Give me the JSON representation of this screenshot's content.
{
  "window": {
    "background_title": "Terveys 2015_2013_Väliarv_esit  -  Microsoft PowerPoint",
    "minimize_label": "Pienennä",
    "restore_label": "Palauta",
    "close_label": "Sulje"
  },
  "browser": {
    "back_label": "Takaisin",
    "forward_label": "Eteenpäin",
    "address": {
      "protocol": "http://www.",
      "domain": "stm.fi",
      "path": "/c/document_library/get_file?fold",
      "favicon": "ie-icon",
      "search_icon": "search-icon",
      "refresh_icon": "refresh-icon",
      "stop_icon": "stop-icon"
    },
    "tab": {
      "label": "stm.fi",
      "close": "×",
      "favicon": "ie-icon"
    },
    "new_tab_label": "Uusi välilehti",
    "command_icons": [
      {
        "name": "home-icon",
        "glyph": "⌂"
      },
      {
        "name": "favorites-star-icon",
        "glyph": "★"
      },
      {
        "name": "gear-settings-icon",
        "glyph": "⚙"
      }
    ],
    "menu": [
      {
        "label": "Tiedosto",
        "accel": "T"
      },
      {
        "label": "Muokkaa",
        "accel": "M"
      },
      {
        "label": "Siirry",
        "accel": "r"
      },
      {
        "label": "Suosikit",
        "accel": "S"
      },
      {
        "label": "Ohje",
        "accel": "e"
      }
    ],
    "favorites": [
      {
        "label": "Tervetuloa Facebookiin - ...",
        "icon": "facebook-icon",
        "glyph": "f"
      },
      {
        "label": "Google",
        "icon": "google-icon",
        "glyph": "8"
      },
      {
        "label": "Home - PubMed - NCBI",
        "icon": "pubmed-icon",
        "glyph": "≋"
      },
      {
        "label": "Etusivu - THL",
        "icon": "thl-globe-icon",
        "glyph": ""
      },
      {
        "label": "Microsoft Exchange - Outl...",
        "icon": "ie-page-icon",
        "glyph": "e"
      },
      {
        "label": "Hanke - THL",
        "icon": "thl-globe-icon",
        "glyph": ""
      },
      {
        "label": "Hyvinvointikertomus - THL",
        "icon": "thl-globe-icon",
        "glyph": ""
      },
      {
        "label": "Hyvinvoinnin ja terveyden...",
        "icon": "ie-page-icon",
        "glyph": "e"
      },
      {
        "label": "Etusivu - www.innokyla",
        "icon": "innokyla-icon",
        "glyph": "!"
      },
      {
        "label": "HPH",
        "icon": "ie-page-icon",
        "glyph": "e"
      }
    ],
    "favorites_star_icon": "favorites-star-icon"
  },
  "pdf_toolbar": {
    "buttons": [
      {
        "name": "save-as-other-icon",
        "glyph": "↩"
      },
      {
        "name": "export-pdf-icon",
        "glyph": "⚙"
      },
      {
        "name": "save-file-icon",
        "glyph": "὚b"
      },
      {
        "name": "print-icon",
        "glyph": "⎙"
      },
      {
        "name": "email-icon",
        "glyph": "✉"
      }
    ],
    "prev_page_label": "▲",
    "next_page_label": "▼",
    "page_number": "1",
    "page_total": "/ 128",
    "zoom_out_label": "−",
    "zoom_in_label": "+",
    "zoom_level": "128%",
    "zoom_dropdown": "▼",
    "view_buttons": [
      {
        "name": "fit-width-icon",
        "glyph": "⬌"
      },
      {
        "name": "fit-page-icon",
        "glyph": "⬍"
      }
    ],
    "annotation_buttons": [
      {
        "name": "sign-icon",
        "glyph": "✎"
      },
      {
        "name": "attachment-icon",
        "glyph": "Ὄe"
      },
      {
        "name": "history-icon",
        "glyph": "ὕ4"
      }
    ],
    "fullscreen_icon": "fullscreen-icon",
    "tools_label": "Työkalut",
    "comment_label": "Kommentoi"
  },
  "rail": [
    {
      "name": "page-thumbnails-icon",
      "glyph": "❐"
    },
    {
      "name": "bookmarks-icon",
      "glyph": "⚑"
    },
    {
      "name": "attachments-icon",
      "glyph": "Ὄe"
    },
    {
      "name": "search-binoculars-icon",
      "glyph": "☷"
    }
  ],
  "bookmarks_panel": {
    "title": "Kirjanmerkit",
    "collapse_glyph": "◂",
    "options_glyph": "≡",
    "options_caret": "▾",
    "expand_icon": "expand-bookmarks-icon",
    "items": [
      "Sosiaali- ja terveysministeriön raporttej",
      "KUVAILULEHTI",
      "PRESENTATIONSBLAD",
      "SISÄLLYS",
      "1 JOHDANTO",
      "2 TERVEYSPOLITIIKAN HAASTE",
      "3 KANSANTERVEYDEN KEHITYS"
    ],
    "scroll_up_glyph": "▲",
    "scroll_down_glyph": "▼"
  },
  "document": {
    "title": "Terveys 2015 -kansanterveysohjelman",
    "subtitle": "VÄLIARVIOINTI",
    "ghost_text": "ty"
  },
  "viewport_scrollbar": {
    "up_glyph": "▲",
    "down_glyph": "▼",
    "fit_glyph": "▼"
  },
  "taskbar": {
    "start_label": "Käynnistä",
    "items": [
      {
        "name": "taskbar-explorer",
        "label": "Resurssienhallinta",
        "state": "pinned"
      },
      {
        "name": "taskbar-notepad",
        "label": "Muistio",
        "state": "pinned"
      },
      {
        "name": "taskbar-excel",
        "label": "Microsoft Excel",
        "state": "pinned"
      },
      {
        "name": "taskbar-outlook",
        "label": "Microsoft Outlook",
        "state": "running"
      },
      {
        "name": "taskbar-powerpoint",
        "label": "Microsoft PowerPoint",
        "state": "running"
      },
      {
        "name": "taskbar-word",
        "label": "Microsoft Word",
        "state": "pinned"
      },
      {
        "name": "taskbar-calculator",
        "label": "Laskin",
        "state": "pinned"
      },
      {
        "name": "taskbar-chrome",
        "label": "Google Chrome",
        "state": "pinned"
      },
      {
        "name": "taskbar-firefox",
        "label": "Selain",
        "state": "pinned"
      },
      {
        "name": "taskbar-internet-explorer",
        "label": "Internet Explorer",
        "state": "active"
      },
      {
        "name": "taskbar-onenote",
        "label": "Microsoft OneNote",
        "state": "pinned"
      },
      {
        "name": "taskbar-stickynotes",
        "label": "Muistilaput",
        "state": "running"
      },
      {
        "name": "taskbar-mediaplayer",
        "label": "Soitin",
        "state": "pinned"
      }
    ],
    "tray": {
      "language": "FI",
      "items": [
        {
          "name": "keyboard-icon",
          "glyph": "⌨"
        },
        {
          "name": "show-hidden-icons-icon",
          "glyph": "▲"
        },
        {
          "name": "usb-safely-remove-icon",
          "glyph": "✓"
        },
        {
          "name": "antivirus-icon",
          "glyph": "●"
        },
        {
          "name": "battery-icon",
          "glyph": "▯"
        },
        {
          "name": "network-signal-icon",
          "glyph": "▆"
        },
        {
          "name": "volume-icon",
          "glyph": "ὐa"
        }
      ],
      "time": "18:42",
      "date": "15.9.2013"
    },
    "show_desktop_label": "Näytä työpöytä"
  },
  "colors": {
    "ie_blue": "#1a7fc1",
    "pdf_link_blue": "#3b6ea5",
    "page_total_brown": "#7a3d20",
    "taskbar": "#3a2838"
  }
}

═══

◆ **AIM OF THE TASK**:
Each entry above should be output again, precisely as given.

◆ **WRITTEN ANSWER**:
Give me the JSON representation of this screenshot's content.
{
  "window": {
    "background_title": "Terveys 2015_2013_Väliarv_esit  -  Microsoft PowerPoint",
    "minimize_label": "Pienennä",
    "restore_label": "Palauta",
    "close_label": "Sulje"
  },
  "browser": {
    "back_label": "Takaisin",
    "forward_label": "Eteenpäin",
    "address": {
      "protocol": "http://www.",
      "domain": "stm.fi",
      "path": "/c/document_library/get_file?fold",
      "favicon": "ie-icon",
      "search_icon": "search-icon",
      "refresh_icon": "refresh-icon",
      "stop_icon": "stop-icon"
    },
    "tab": {
      "label": "stm.fi",
      "close": "×",
      "favicon": "ie-icon"
    },
    "new_tab_label": "Uusi välilehti",
    "command_icons": [
      {
        "name": "home-icon",
        "glyph": "⌂"
      },
      {
        "name": "favorites-star-icon",
        "glyph": "★"
      },
      {
        "name": "gear-settings-icon",
        "glyph": "⚙"
      }
    ],
    "menu": [
      {
        "label": "Tiedosto",
        "accel": "T"
      },
      {
        "label": "Muokkaa",
        "accel": "M"
      },
      {
        "label": "Siirry",
        "accel": "r"
      },
      {
        "label": "Suosikit",
        "accel": "S"
      },
      {
        "label": "Ohje",
        "accel": "e"
      }
    ],
    "favorites": [
      {
        "label": "Tervetuloa Facebookiin - ...",
        "icon": "facebook-icon",
        "glyph": "f"
      },
      {
        "label": "Google",
        "icon": "google-icon",
        "glyph": "8"
      },
      {
        "label": "Home - PubMed - NCBI",
        "icon": "pubmed-icon",
        "glyph": "≋"
      },
      {
        "label": "Etusivu - THL",
        "icon": "thl-globe-icon",
        "glyph": ""
      },
      {
        "label": "Microsoft Exchange - Outl...",
        "icon": "ie-page-icon",
        "glyph": "e"
      },
      {
        "label": "Hanke - THL",
        "icon": "thl-globe-icon",
        "glyph": ""
      },
      {
        "label": "Hyvinvointikertomus - THL",
        "icon": "thl-globe-icon",
        "glyph": ""
      },
      {
        "label": "Hyvinvoinnin ja terveyden...",
        "icon": "ie-page-icon",
        "glyph": "e"
      },
      {
        "label": "Etusivu - www.innokyla",
        "icon": "innokyla-icon",
        "glyph": "!"
      },
      {
        "label": "HPH",
        "icon": "ie-page-icon",
        "glyph": "e"
      }
    ],
    "favorites_star_icon": "favorites-star-icon"
  },
  "pdf_toolbar": {
    "buttons": [
      {
        "name": "save-as-other-icon",
        "glyph": "↩"
      },
      {
        "name": "export-pdf-icon",
        "glyph": "⚙"
      },
      {
        "name": "save-file-icon",
        "glyph": "὚b"
      },
      {
        "name": "print-icon",
        "glyph": "⎙"
      },
      {
        "name": "email-icon",
        "glyph": "✉"
      }
    ],
    "prev_page_label": "▲",
    "next_page_label": "▼",
    "page_number": "1",
    "page_total": "/ 128",
    "zoom_out_label": "−",
    "zoom_in_label": "+",
    "zoom_level": "128%",
    "zoom_dropdown": "▼",
    "view_buttons": [
      {
        "name": "fit-width-icon",
        "glyph": "⬌"
      },
      {
        "name": "fit-page-icon",
        "glyph": "⬍"
      }
    ],
    "annotation_buttons": [
      {
        "name": "sign-icon",
        "glyph": "✎"
      },
      {
        "name": "attachment-icon",
        "glyph": "Ὄe"
      },
      {
        "name": "history-icon",
        "glyph": "ὕ4"
      }
    ],
    "fullscreen_icon": "fullscreen-icon",
    "tools_label": "Työkalut",
    "comment_label": "Kommentoi"
  },
  "rail": [
    {
      "name": "page-thumbnails-icon",
      "glyph": "❐"
    },
    {
      "name": "bookmarks-icon",
      "glyph": "⚑"
    },
    {
      "name": "attachments-icon",
      "glyph": "Ὄe"
    },
    {
      "name": "search-binoculars-icon",
      "glyph": "☷"
    }
  ],
  "bookmarks_panel": {
    "title": "Kirjanmerkit",
    "collapse_glyph": "◂",
    "options_glyph": "≡",
    "options_caret": "▾",
    "expand_icon": "expand-bookmarks-icon",
    "items": [
      "Sosiaali- ja terveysministeriön raporttej",
      "KUVAILULEHTI",
      "PRESENTATIONSBLAD",
      "SISÄLLYS",
      "1 JOHDANTO",
      "2 TERVEYSPOLITIIKAN HAASTE",
      "3 KANSANTERVEYDEN KEHITYS"
    ],
    "scroll_up_glyph": "▲",
    "scroll_down_glyph": "▼"
  },
  "document": {
    "title": "Terveys 2015 -kansanterveysohjelman",
    "subtitle": "VÄLIARVIOINTI",
    "ghost_text": "ty"
  },
  "viewport_scrollbar": {
    "up_glyph": "▲",
    "down_glyph": "▼",
    "fit_glyph": "▼"
  },
  "taskbar": {
    "start_label": "Käynnistä",
    "items": [
      {
        "name": "taskbar-explorer",
        "label": "Resurssienhallinta",
        "state": "pinned"
      },
      {
        "name": "taskbar-notepad",
        "label": "Muistio",
        "state": "pinned"
      },
      {
        "name": "taskbar-excel",
        "label": "Microsoft Excel",
        "state": "pinned"
      },
      {
        "name": "taskbar-outlook",
        "label": "Microsoft Outlook",
        "state": "running"
      },
      {
        "name": "taskbar-powerpoint",
        "label": "Microsoft PowerPoint",
        "state": "running"
      },
      {
        "name": "taskbar-word",
        "label": "Microsoft Word",
        "state": "pinned"
      },
      {
        "name": "taskbar-calculator",
        "label": "Laskin",
        "state": "pinned"
      },
      {
        "name": "taskbar-chrome",
        "label": "Google Chrome",
        "state": "pinned"
      },
      {
        "name": "taskbar-firefox",
        "label": "Selain",
        "state": "pinned"
      },
      {
        "name": "taskbar-internet-explorer",
        "label": "Internet Explorer",
        "state": "active"
      },
      {
        "name": "taskbar-onenote",
        "label": "Microsoft OneNote",
        "state": "pinned"
      },
      {
        "name": "taskbar-stickynotes",
        "label": "Muistilaput",
        "state": "running"
      },
      {
        "name": "taskbar-mediaplayer",
        "label": "Soitin",
        "state": "pinned"
      }
    ],
    "tray": {
      "language": "FI",
      "items": [
        {
          "name": "keyboard-icon",
          "glyph": "⌨"
        },
        {
          "name": "show-hidden-icons-icon",
          "glyph": "▲"
        },
        {
          "name": "usb-safely-remove-icon",
          "glyph": "✓"
        },
        {
          "name": "antivirus-icon",
          "glyph": "●"
        },
        {
          "name": "battery-icon",
          "glyph": "▯"
        },
        {
          "name": "network-signal-icon",
          "glyph": "▆"
        },
        {
          "name": "volume-icon",
          "glyph": "ὐa"
        }
      ],
      "time": "18:42",
      "date": "15.9.2013"
    },
    "show_desktop_label": "Näytä työpöytä"
  },
  "colors": {
    "ie_blue": "#1a7fc1",
    "pdf_link_blue": "#3b6ea5",
    "page_total_brown": "#7a3d20",
    "taskbar": "#3a2838"
  }
}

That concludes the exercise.